## BEGIN RECORD EXTRACTS

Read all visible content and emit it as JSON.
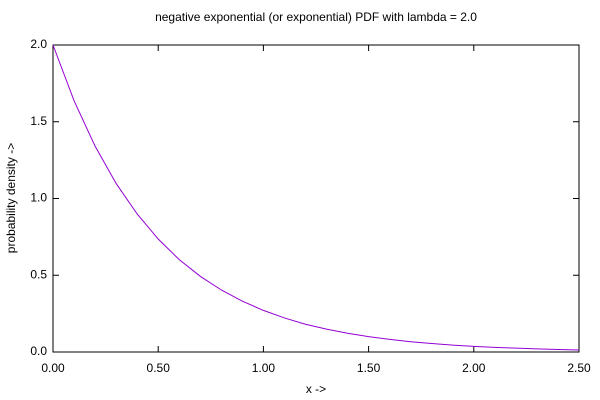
{
  "chart_data": {
    "type": "line",
    "title": "negative exponential (or exponential) PDF with lambda = 2.0",
    "x_label": "x ->",
    "y_label": "probability density ->",
    "x": [
      0,
      0.1,
      0.2,
      0.3,
      0.4,
      0.5,
      0.6,
      0.7,
      0.8,
      0.9,
      1.0,
      1.1,
      1.2,
      1.3,
      1.4,
      1.5,
      1.6,
      1.7,
      1.8,
      1.9,
      2.0,
      2.1,
      2.2,
      2.3,
      2.4,
      2.5
    ],
    "values": [
      2.0,
      1.637,
      1.341,
      1.098,
      0.899,
      0.736,
      0.602,
      0.493,
      0.404,
      0.331,
      0.271,
      0.222,
      0.181,
      0.149,
      0.122,
      0.1,
      0.082,
      0.067,
      0.055,
      0.045,
      0.037,
      0.03,
      0.025,
      0.02,
      0.016,
      0.013
    ],
    "color": "#9400d3",
    "xlim": [
      0,
      2.5
    ],
    "ylim": [
      0,
      2.0
    ],
    "xticks": [
      {
        "value": 0,
        "label": "0.00"
      },
      {
        "value": 0.5,
        "label": "0.50"
      },
      {
        "value": 1.0,
        "label": "1.00"
      },
      {
        "value": 1.5,
        "label": "1.50"
      },
      {
        "value": 2.0,
        "label": "2.00"
      },
      {
        "value": 2.5,
        "label": "2.50"
      }
    ],
    "yticks": [
      {
        "value": 0,
        "label": "0.0"
      },
      0.5,
      {
        "value": 1.0,
        "label": "1.0"
      },
      1.5,
      {
        "value": 2.0,
        "label": "2.0"
      }
    ]
  }
}
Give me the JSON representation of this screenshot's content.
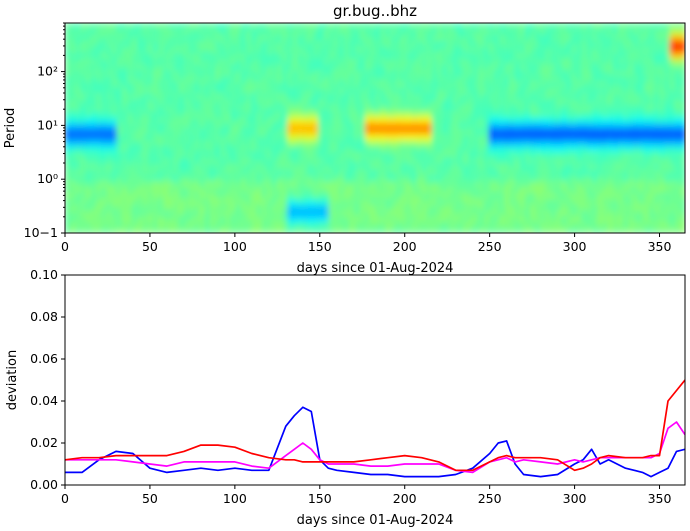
{
  "chart_data": [
    {
      "type": "heatmap",
      "title": "gr.bug..bhz",
      "xlabel": "days since 01-Aug-2024",
      "ylabel": "Period",
      "xlim": [
        0,
        365
      ],
      "ylim": [
        0.1,
        800
      ],
      "yscale": "log",
      "colormap": "jet",
      "x_ticks": [
        "0",
        "50",
        "100",
        "150",
        "200",
        "250",
        "300",
        "350"
      ],
      "y_ticks": [
        "10−1",
        "10⁰",
        "10¹",
        "10²"
      ],
      "features": [
        {
          "desc": "blue band",
          "period": 7,
          "days": [
            0,
            30
          ],
          "level": 0.22
        },
        {
          "desc": "blue band",
          "period": 7,
          "days": [
            250,
            365
          ],
          "level": 0.2
        },
        {
          "desc": "yellow patches",
          "period": 9,
          "days": [
            175,
            215
          ],
          "level": 0.75
        },
        {
          "desc": "yellow patch",
          "period": 9,
          "days": [
            130,
            150
          ],
          "level": 0.7
        },
        {
          "desc": "cyan patch",
          "period": 0.25,
          "days": [
            130,
            155
          ],
          "level": 0.3
        },
        {
          "desc": "red column",
          "period": 300,
          "days": [
            355,
            365
          ],
          "level": 0.85
        }
      ]
    },
    {
      "type": "line",
      "title": "",
      "xlabel": "days since 01-Aug-2024",
      "ylabel": "deviation",
      "xlim": [
        0,
        365
      ],
      "ylim": [
        0,
        0.1
      ],
      "x_ticks": [
        "0",
        "50",
        "100",
        "150",
        "200",
        "250",
        "300",
        "350"
      ],
      "y_ticks": [
        "0.00",
        "0.02",
        "0.04",
        "0.06",
        "0.08",
        "0.10"
      ],
      "x": [
        0,
        10,
        20,
        30,
        40,
        50,
        60,
        70,
        80,
        90,
        100,
        110,
        120,
        130,
        135,
        140,
        145,
        150,
        155,
        160,
        170,
        180,
        190,
        200,
        210,
        220,
        230,
        240,
        250,
        255,
        260,
        265,
        270,
        280,
        290,
        300,
        305,
        310,
        315,
        320,
        330,
        340,
        345,
        350,
        355,
        360,
        365
      ],
      "series": [
        {
          "color": "#0000ff",
          "values": [
            0.006,
            0.006,
            0.012,
            0.016,
            0.015,
            0.008,
            0.006,
            0.007,
            0.008,
            0.007,
            0.008,
            0.007,
            0.007,
            0.028,
            0.033,
            0.037,
            0.035,
            0.012,
            0.008,
            0.007,
            0.006,
            0.005,
            0.005,
            0.004,
            0.004,
            0.004,
            0.005,
            0.008,
            0.015,
            0.02,
            0.021,
            0.01,
            0.005,
            0.004,
            0.005,
            0.01,
            0.012,
            0.017,
            0.01,
            0.012,
            0.008,
            0.006,
            0.004,
            0.006,
            0.008,
            0.016,
            0.017
          ]
        },
        {
          "color": "#ff00ff",
          "values": [
            0.012,
            0.012,
            0.012,
            0.012,
            0.011,
            0.01,
            0.009,
            0.011,
            0.011,
            0.011,
            0.011,
            0.009,
            0.008,
            0.014,
            0.017,
            0.02,
            0.017,
            0.012,
            0.01,
            0.01,
            0.01,
            0.009,
            0.009,
            0.01,
            0.01,
            0.01,
            0.007,
            0.006,
            0.011,
            0.012,
            0.013,
            0.011,
            0.012,
            0.011,
            0.01,
            0.012,
            0.011,
            0.012,
            0.013,
            0.013,
            0.013,
            0.013,
            0.013,
            0.015,
            0.027,
            0.03,
            0.024
          ]
        },
        {
          "color": "#ff0000",
          "values": [
            0.012,
            0.013,
            0.013,
            0.014,
            0.014,
            0.014,
            0.014,
            0.016,
            0.019,
            0.019,
            0.018,
            0.015,
            0.013,
            0.012,
            0.012,
            0.011,
            0.011,
            0.011,
            0.011,
            0.011,
            0.011,
            0.012,
            0.013,
            0.014,
            0.013,
            0.011,
            0.007,
            0.007,
            0.011,
            0.013,
            0.014,
            0.013,
            0.013,
            0.013,
            0.012,
            0.007,
            0.008,
            0.01,
            0.013,
            0.014,
            0.013,
            0.013,
            0.014,
            0.014,
            0.04,
            0.045,
            0.05
          ]
        }
      ]
    }
  ]
}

## END RECORD EXTRACTS

§ **EXERCISE AIM**
Take each line of the material that contains the word "JSON" and list it.

§ **ANSWER**
Read all visible content and emit it as JSON.
Give me the JSON representation of this screenshot's content.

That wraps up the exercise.